PROBLEM DESCRIPTION:
Every line of the data that contains the string "Augmentation" must be copied.

━━━━━━

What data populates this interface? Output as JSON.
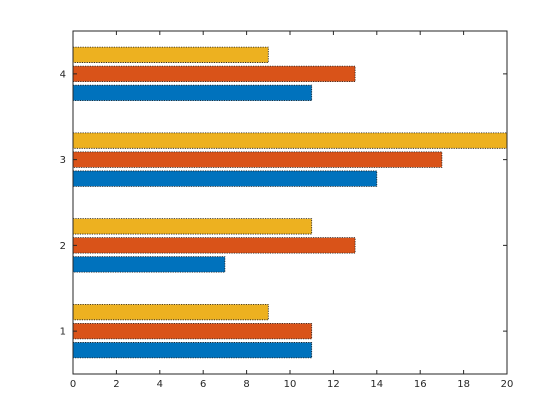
{
  "chart_data": {
    "type": "bar",
    "orientation": "horizontal",
    "categories": [
      "1",
      "2",
      "3",
      "4"
    ],
    "series": [
      {
        "values": [
          11,
          7,
          14,
          11
        ],
        "color": "#0072BD"
      },
      {
        "values": [
          11,
          13,
          17,
          13
        ],
        "color": "#D95319"
      },
      {
        "values": [
          9,
          11,
          20,
          9
        ],
        "color": "#EDB120"
      }
    ],
    "xlim": [
      0,
      20
    ],
    "xticks": [
      "0",
      "2",
      "4",
      "6",
      "8",
      "10",
      "12",
      "14",
      "16",
      "18",
      "20"
    ],
    "yticks": [
      "1",
      "2",
      "3",
      "4"
    ],
    "grid": false,
    "box": true,
    "bar_edge_style": "dotted"
  }
}
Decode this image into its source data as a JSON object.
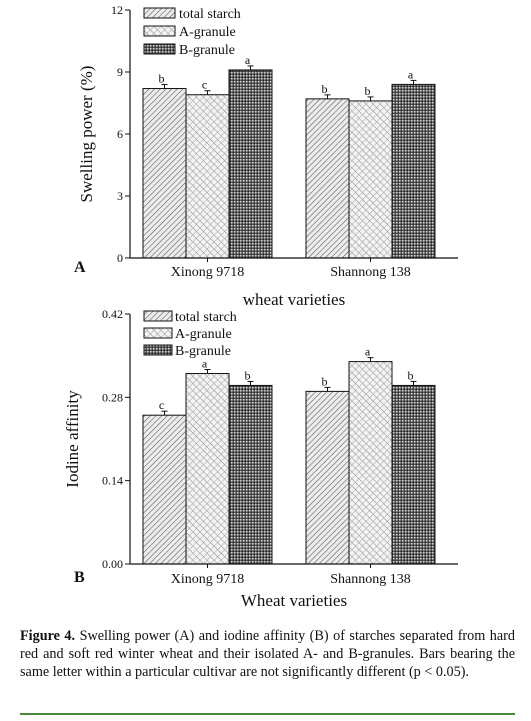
{
  "chart_data": [
    {
      "type": "bar",
      "panel_label": "A",
      "categories": [
        "Xinong 9718",
        "Shannong 138"
      ],
      "series": [
        {
          "name": "total starch",
          "values": [
            8.2,
            7.7
          ],
          "letters": [
            "b",
            "b"
          ],
          "pattern": "hatch-light"
        },
        {
          "name": "A-granule",
          "values": [
            7.9,
            7.6
          ],
          "letters": [
            "c",
            "b"
          ],
          "pattern": "hatch-cross"
        },
        {
          "name": "B-granule",
          "values": [
            9.1,
            8.4
          ],
          "letters": [
            "a",
            "a"
          ],
          "pattern": "dots-dark"
        }
      ],
      "ylabel": "Swelling power (%)",
      "xlabel": "wheat varieties",
      "ylim": [
        0,
        12
      ],
      "yticks": [
        "0",
        "3",
        "6",
        "9",
        "12"
      ],
      "legend_position": "top-left",
      "grid": false
    },
    {
      "type": "bar",
      "panel_label": "B",
      "categories": [
        "Xinong 9718",
        "Shannong 138"
      ],
      "series": [
        {
          "name": "total starch",
          "values": [
            0.25,
            0.29
          ],
          "letters": [
            "c",
            "b"
          ],
          "pattern": "hatch-light"
        },
        {
          "name": "A-granule",
          "values": [
            0.32,
            0.34
          ],
          "letters": [
            "a",
            "a"
          ],
          "pattern": "hatch-cross"
        },
        {
          "name": "B-granule",
          "values": [
            0.3,
            0.3
          ],
          "letters": [
            "b",
            "b"
          ],
          "pattern": "dots-dark"
        }
      ],
      "ylabel": "Iodine affinity",
      "xlabel": "Wheat varieties",
      "ylim": [
        0,
        0.42
      ],
      "yticks": [
        "0.00",
        "0.14",
        "0.28",
        "0.42"
      ],
      "legend_position": "top-left",
      "grid": false
    }
  ],
  "caption": {
    "label": "Figure 4.",
    "text": "Swelling power (A) and iodine affinity (B) of starches separated from hard red and soft red winter wheat and their isolated A- and B-granules. Bars bearing the same letter within a particular cultivar are not significantly different (p < 0.05)."
  }
}
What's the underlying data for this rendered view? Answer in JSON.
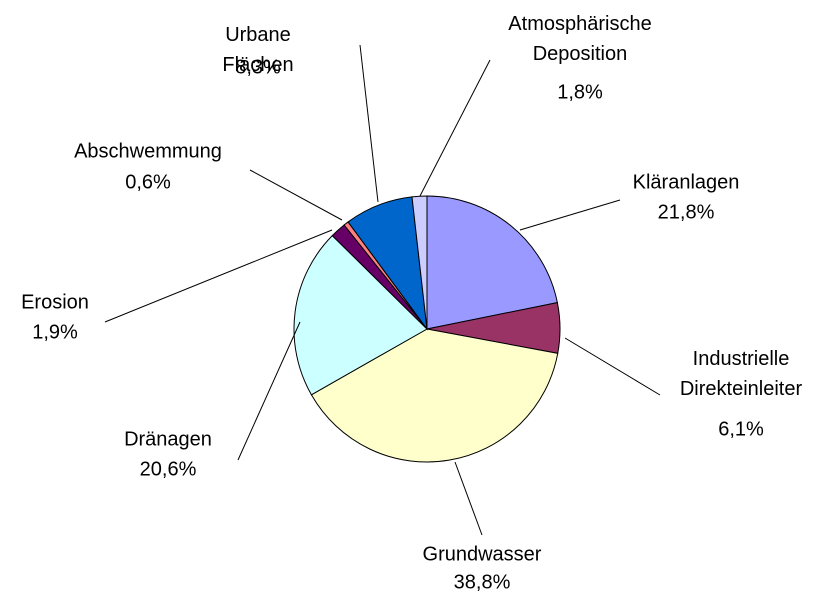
{
  "chart_data": {
    "type": "pie",
    "categories": [
      "Kläranlagen",
      "Industrielle Direkteinleiter",
      "Grundwasser",
      "Dränagen",
      "Erosion",
      "Abschwemmung",
      "Urbane Flächen",
      "Atmosphärische Deposition"
    ],
    "values": [
      21.8,
      6.1,
      38.8,
      20.6,
      1.9,
      0.6,
      8.3,
      1.8
    ],
    "value_labels": [
      "21,8%",
      "6,1%",
      "38,8%",
      "20,6%",
      "1,9%",
      "0,6%",
      "8,3%",
      "1,8%"
    ],
    "colors": [
      "#9999ff",
      "#993366",
      "#ffffcc",
      "#ccffff",
      "#660066",
      "#ff8080",
      "#0066cc",
      "#ccccff"
    ]
  }
}
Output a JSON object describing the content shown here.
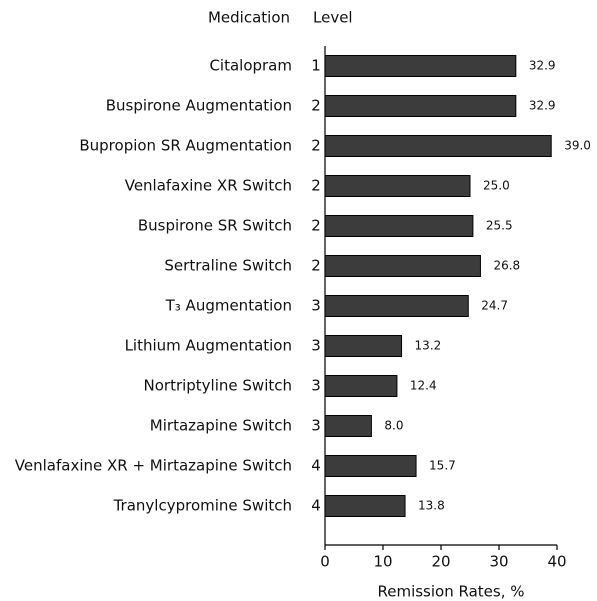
{
  "chart_data": {
    "type": "bar",
    "orientation": "horizontal",
    "column_headers": [
      "Medication",
      "Level"
    ],
    "categories": [
      "Citalopram",
      "Buspirone Augmentation",
      "Bupropion SR Augmentation",
      "Venlafaxine XR Switch",
      "Buspirone SR Switch",
      "Sertraline Switch",
      "T₃ Augmentation",
      "Lithium Augmentation",
      "Nortriptyline Switch",
      "Mirtazapine Switch",
      "Venlafaxine XR + Mirtazapine Switch",
      "Tranylcypromine Switch"
    ],
    "levels": [
      1,
      2,
      2,
      2,
      2,
      2,
      3,
      3,
      3,
      3,
      4,
      4
    ],
    "values": [
      32.9,
      32.9,
      39.0,
      25.0,
      25.5,
      26.8,
      24.7,
      13.2,
      12.4,
      8.0,
      15.7,
      13.8
    ],
    "value_labels": [
      "32.9",
      "32.9",
      "39.0",
      "25.0",
      "25.5",
      "26.8",
      "24.7",
      "13.2",
      "12.4",
      "8.0",
      "15.7",
      "13.8"
    ],
    "color": "#3c3c3c",
    "xlabel": "Remission Rates, %",
    "xlim": [
      0,
      40
    ],
    "xticks": [
      0,
      10,
      20,
      30,
      40
    ],
    "grid": false
  }
}
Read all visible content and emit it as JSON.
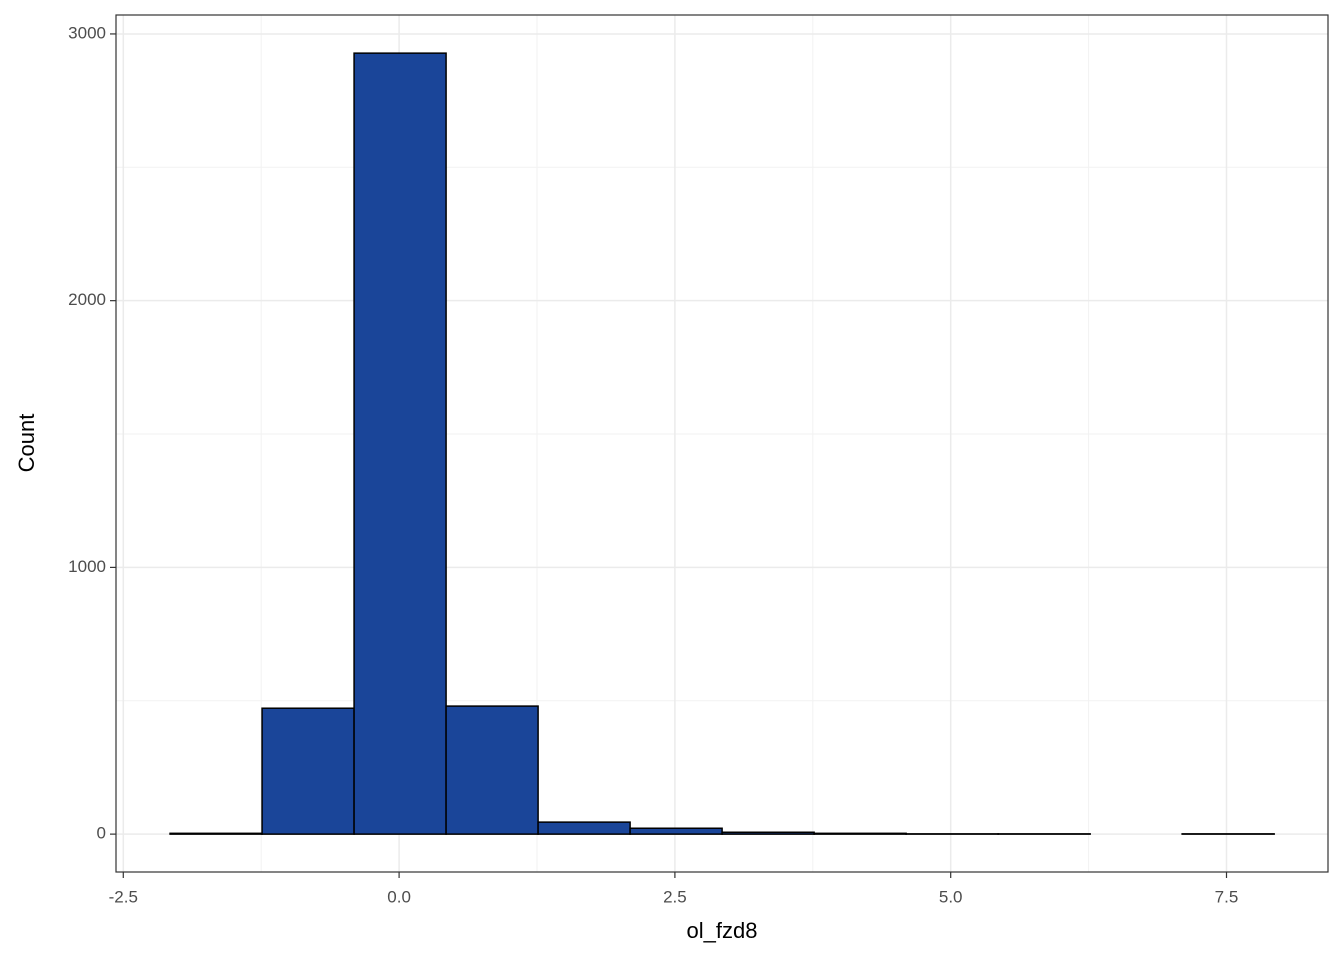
{
  "chart_data": {
    "type": "histogram",
    "xlabel": "ol_fzd8",
    "ylabel": "Count",
    "bins": [
      -2.076,
      -1.242,
      -0.408,
      0.426,
      1.26,
      2.094,
      2.928,
      3.762,
      4.596,
      5.43,
      6.264,
      7.098,
      7.932
    ],
    "counts": [
      3,
      472,
      2928,
      480,
      45,
      22,
      7,
      3,
      1,
      1,
      0,
      1
    ],
    "color": "#1a4599",
    "edgecolor": "#000000",
    "xlim": [
      -2.566,
      8.42
    ],
    "ylim": [
      -142,
      3071
    ],
    "xticks": [
      -2.5,
      {
        "value": 0,
        "label": "0.0"
      },
      2.5,
      {
        "value": 5,
        "label": "5.0"
      },
      7.5
    ],
    "yticks": [
      0,
      1000,
      2000,
      3000
    ],
    "minor_xticks": [
      -1.25,
      1.25,
      3.75,
      6.25
    ],
    "minor_yticks": [
      500,
      1500,
      2500
    ],
    "grid": true
  }
}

━━━━━━

THE RESPONSE:
      "Buspirone Augmentation",
      "Bupropion SR Augmentation",
      "T₃ Augmentation",
      "Lithium Augmentation",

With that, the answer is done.